┌─ READING PASSAGE

# czech republic



## Anonymous (Nov 10, 2000)

Hi :? 
Has anyone experience of travelling in the Czech republic.
How do you pay motorway tolls? cash or can you use a credit card?
Are there delays crossing the border or is it like the rest of europe.
Will a paper pink licence suffice or do you need an IDP?
What difference will 1st May make when the Czech republic become EC members?

Any info gratefully received
George1 :?


----------



## 90056 (May 1, 2005)

George, I only have experience of travelling to the Czech Republic by coach - this was about 5 years ago. But then credit/debit cards were acceptable in cities - all shops and restaurants, etc. I expect motorway tolls can also be paid if there are any. Much of the road system is not very modern. I have since been to Czech Republic twice more and had a great time. I thoroughly recommend it.
Chris


----------



## Anonymous (Nov 10, 2000)

Thanks Chris,
All discussions in the press seem to centre around (traffic) heading in this direction, but no info on the reverse. :?


----------



## 98483 (Apr 3, 2006)

www.members.lycos.co.uk/euro2007

there are 2 entries for czech republic btw


----------



## stewartwebr (May 27, 2005)

Hello,

We travelled there about 4 years ago. We had no issues with traffic. We did have a problem with Sat Nav...no maps at the time. So back to paper it was. We stayed in a site in a place called Stadulki if my memory serves me right. Just walking distance from the tube that had us in Prague in about 15 minutes


----------



## 110848 (Mar 25, 2008)

*Vita from CZ*

any more questions ? maybe I can help you with more info.


----------



## bigfoot (May 16, 2005)

We wentabout 5 years ago,no problems you buy a vignette at the border crossing takes about 30 minutes Tescos,Delhaize and other well known stores abound including Ikea. All cards taken. Beer is very healthy so pure no hangovers for me, Campsites abound especially in cities.


----------



## 98483 (Apr 3, 2006)

'We headed south from Brno towards the border, where we met the intransigent face of communist bureaucracy, or Ingrid as she is better known. We had left the Czech republic and entered Slovakia without purchasing a czech motorway carnet. Our passports were confiscated, we waited to hear our fate. She explained to me that it is a fine of cK5000 for failure to display. Salt mines here we come!

└─

■ INSTRUCTIONS TO FOLLOW:
Copy out the forum thread on travel in the Czech Republic from the words "What difference will" through the words "thoroughly recommend it.", substituting "train" for "coach".

┌─ DATA SEGMENT

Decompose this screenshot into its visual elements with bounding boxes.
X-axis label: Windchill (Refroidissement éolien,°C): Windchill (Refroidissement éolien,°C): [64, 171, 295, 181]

└─

■ TASK RESPONSE:
What difference will 1st May make when the Czech republic become EC members?

Any info gratefully received
George1 :?


----------



## 90056 (May 1, 2005)

George, I only have experience of travelling to the Czech Republic by train - this was about 5 years ago. But then credit/debit cards were acceptable in cities - all shops and restaurants, etc. I expect motorway tolls can also be paid if there are any. Much of the road system is not very modern. I have since been to Czech Republic twice more and had a great time. I thoroughly recommend it.